┌─ Data supplied

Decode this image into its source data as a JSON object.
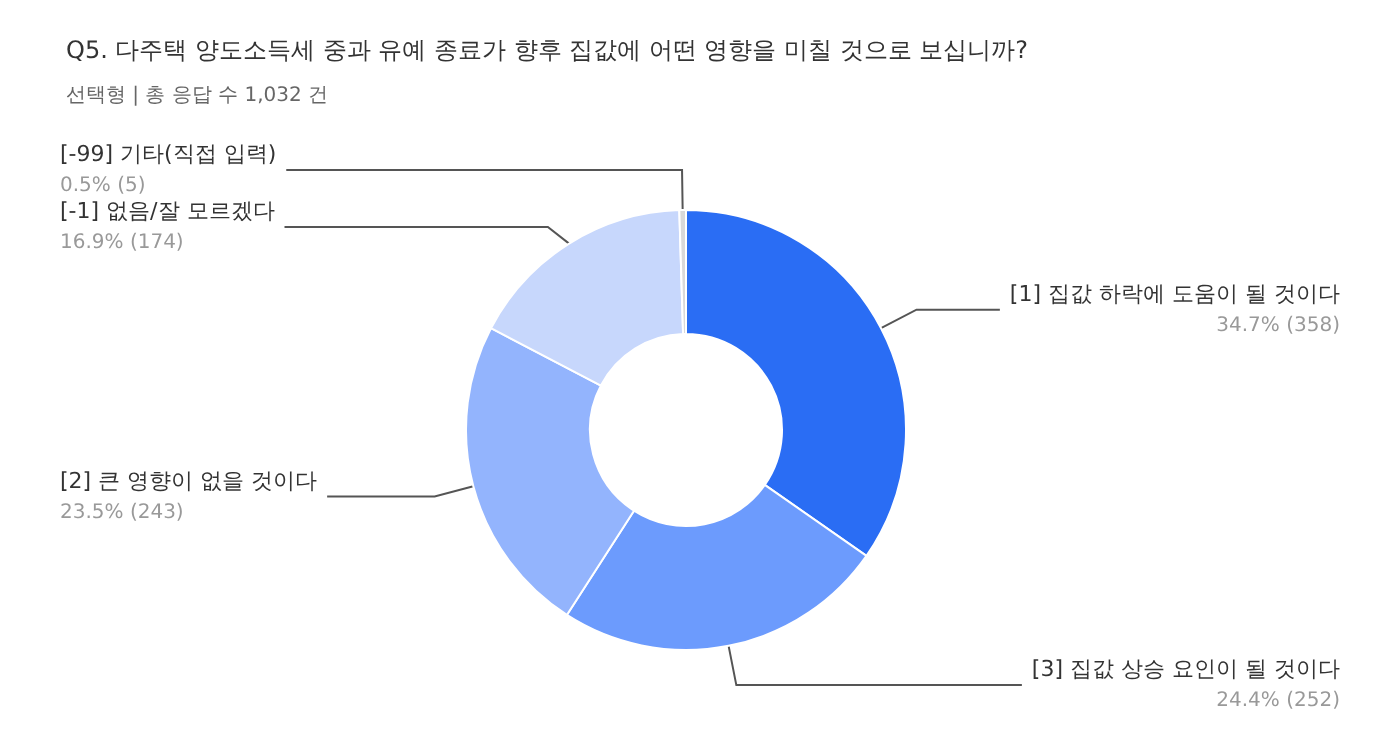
{
  "chart_data": {
    "type": "donut",
    "title": "Q5. 다주택 양도소득세 중과 유예 종료가 향후 집값에 어떤 영향을 미칠 것으로 보십니까?",
    "subtitle": "선택형 | 총 응답 수 1,032 건",
    "categories": [
      "[1] 집값 하락에 도움이 될 것이다",
      "[3] 집값 상승 요인이 될 것이다",
      "[2] 큰 영향이 없을 것이다",
      "[-1] 없음/잘 모르겠다",
      "[-99] 기타(직접 입력)"
    ],
    "values": [
      358,
      252,
      243,
      174,
      5
    ],
    "value_labels": [
      "34.7% (358)",
      "24.4% (252)",
      "23.5% (243)",
      "16.9% (174)",
      "0.5% (5)"
    ],
    "colors": [
      "#2a6df4",
      "#6c9bfd",
      "#93b4fd",
      "#c7d7fc",
      "#d9d9d9"
    ],
    "legend": false
  }
}
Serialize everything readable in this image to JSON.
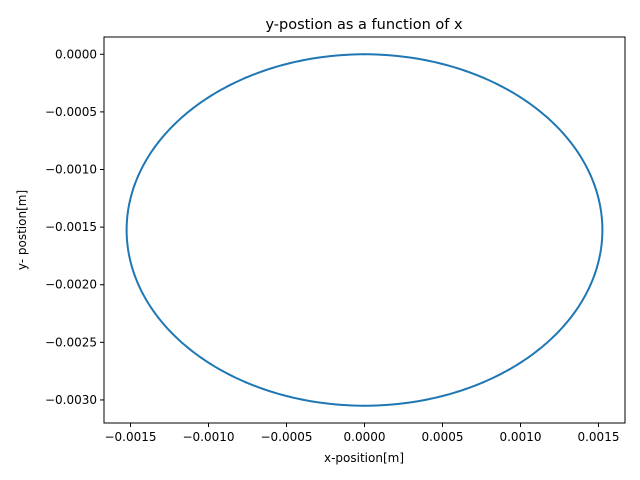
{
  "chart_data": {
    "type": "line",
    "title": "y-postion as a function of x",
    "xlabel": "x-position[m]",
    "ylabel": "y- postion[m]",
    "xlim": [
      -0.00167,
      0.00167
    ],
    "ylim": [
      -0.0032,
      0.00015
    ],
    "xticks": [
      -0.0015,
      -0.001,
      -0.0005,
      0.0,
      0.0005,
      0.001,
      0.0015
    ],
    "xtick_labels": [
      "−0.0015",
      "−0.0010",
      "−0.0005",
      "0.0000",
      "0.0005",
      "0.0010",
      "0.0015"
    ],
    "yticks": [
      0.0,
      -0.0005,
      -0.001,
      -0.0015,
      -0.002,
      -0.0025,
      -0.003
    ],
    "ytick_labels": [
      "0.0000",
      "−0.0005",
      "−0.0010",
      "−0.0015",
      "−0.0020",
      "−0.0025",
      "−0.0030"
    ],
    "grid": false,
    "series": [
      {
        "color": "#1f77b4",
        "center": [
          0.0,
          -0.001525
        ],
        "radius_x": 0.001525,
        "radius_y": 0.001525,
        "x": [
          0.0,
          0.000395,
          0.000763,
          0.001078,
          0.001321,
          0.001473,
          0.001525,
          0.001473,
          0.001321,
          0.001078,
          0.000763,
          0.000395,
          0.0,
          -0.000395,
          -0.000763,
          -0.001078,
          -0.001321,
          -0.001473,
          -0.001525,
          -0.001473,
          -0.001321,
          -0.001078,
          -0.000763,
          -0.000395,
          0.0
        ],
        "y": [
          0.0,
          -5.2e-05,
          -0.000204,
          -0.000447,
          -0.000763,
          -0.00113,
          -0.001525,
          -0.00192,
          -0.002288,
          -0.002603,
          -0.002846,
          -0.002998,
          -0.00305,
          -0.002998,
          -0.002846,
          -0.002603,
          -0.002288,
          -0.00192,
          -0.001525,
          -0.00113,
          -0.000763,
          -0.000447,
          -0.000204,
          -5.2e-05,
          0.0
        ]
      }
    ]
  }
}
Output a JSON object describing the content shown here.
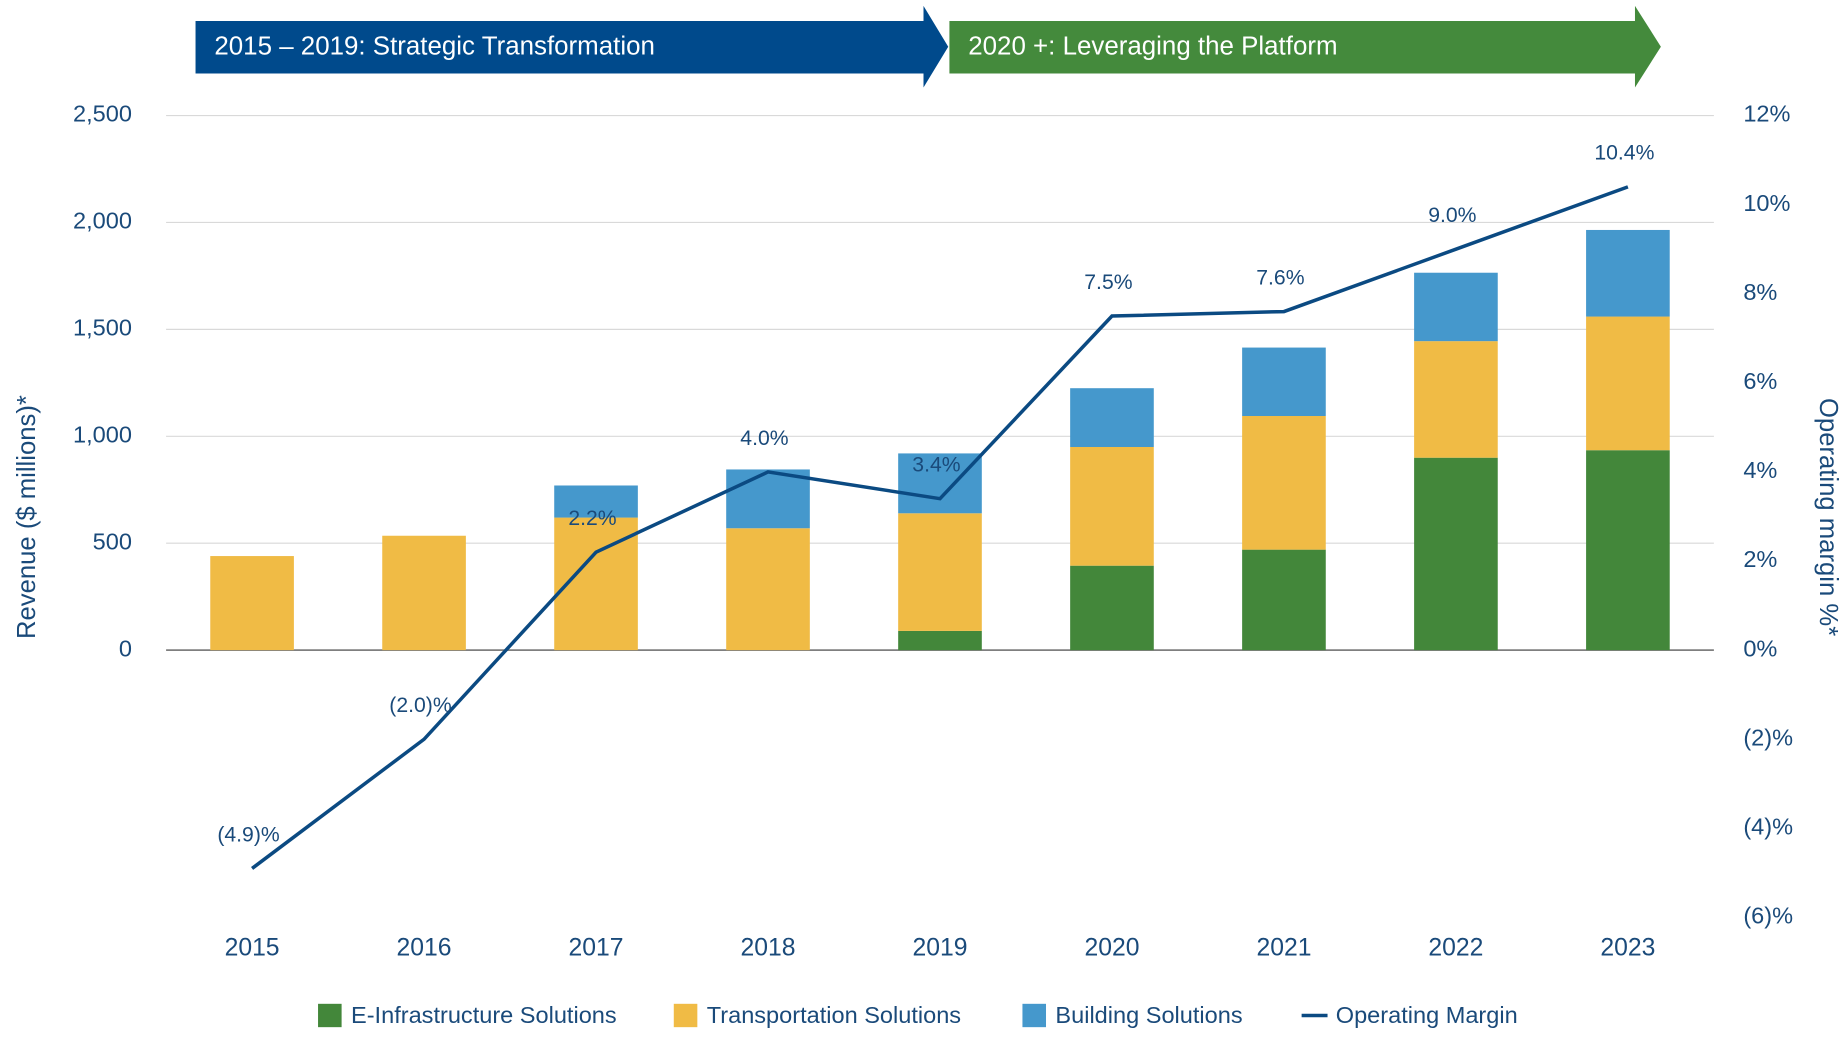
{
  "chart_data": {
    "type": "bar",
    "stacked": true,
    "banners": [
      {
        "text": "2015 – 2019: Strategic Transformation",
        "color": "#004a8c"
      },
      {
        "text": "2020 +: Leveraging the Platform",
        "color": "#448a3c"
      }
    ],
    "y_label": "Revenue ($ millions)*",
    "y2_label": "Operating margin %*",
    "categories": [
      "2015",
      "2016",
      "2017",
      "2018",
      "2019",
      "2020",
      "2021",
      "2022",
      "2023"
    ],
    "series": [
      {
        "name": "E-Infrastructure Solutions",
        "color": "#43873a",
        "values": [
          null,
          null,
          null,
          null,
          90,
          395,
          470,
          900,
          935
        ]
      },
      {
        "name": "Transportation Solutions",
        "color": "#f0bb45",
        "values": [
          440,
          535,
          620,
          570,
          550,
          555,
          625,
          545,
          625
        ]
      },
      {
        "name": "Building Solutions",
        "color": "#4598cc",
        "values": [
          null,
          null,
          150,
          275,
          280,
          275,
          320,
          320,
          405
        ]
      },
      {
        "name": "Operating Margin",
        "type": "line",
        "axis": "y2",
        "color": "#0b4a82",
        "values": [
          -4.9,
          -2.0,
          2.2,
          4.0,
          3.4,
          7.5,
          7.6,
          9.0,
          10.4
        ],
        "value_labels": [
          "(4.9)%",
          "(2.0)%",
          "2.2%",
          "4.0%",
          "3.4%",
          "7.5%",
          "7.6%",
          "9.0%",
          "10.4%"
        ]
      }
    ],
    "ylim": [
      -1250,
      2500
    ],
    "yticks": [
      0,
      500,
      {
        "value": 1000,
        "label": "1,000"
      },
      {
        "value": 1500,
        "label": "1,500"
      },
      {
        "value": 2000,
        "label": "2,000"
      },
      {
        "value": 2500,
        "label": "2,500"
      }
    ],
    "y2lim": [
      -6,
      12
    ],
    "y2ticks": [
      {
        "value": -6,
        "label": "(6)%"
      },
      {
        "value": -4,
        "label": "(4)%"
      },
      {
        "value": -2,
        "label": "(2)%"
      },
      {
        "value": 0,
        "label": "0%"
      },
      {
        "value": 2,
        "label": "2%"
      },
      {
        "value": 4,
        "label": "4%"
      },
      {
        "value": 6,
        "label": "6%"
      },
      {
        "value": 8,
        "label": "8%"
      },
      {
        "value": 10,
        "label": "10%"
      },
      {
        "value": 12,
        "label": "12%"
      }
    ],
    "grid": true,
    "legend": "bottom"
  }
}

└─

▸ Short problem:
Copy every line of the listing where the word "Operating" appears.

▸ Answer to this task:
    "y2_label": "Operating margin %*",
        "name": "Operating Margin",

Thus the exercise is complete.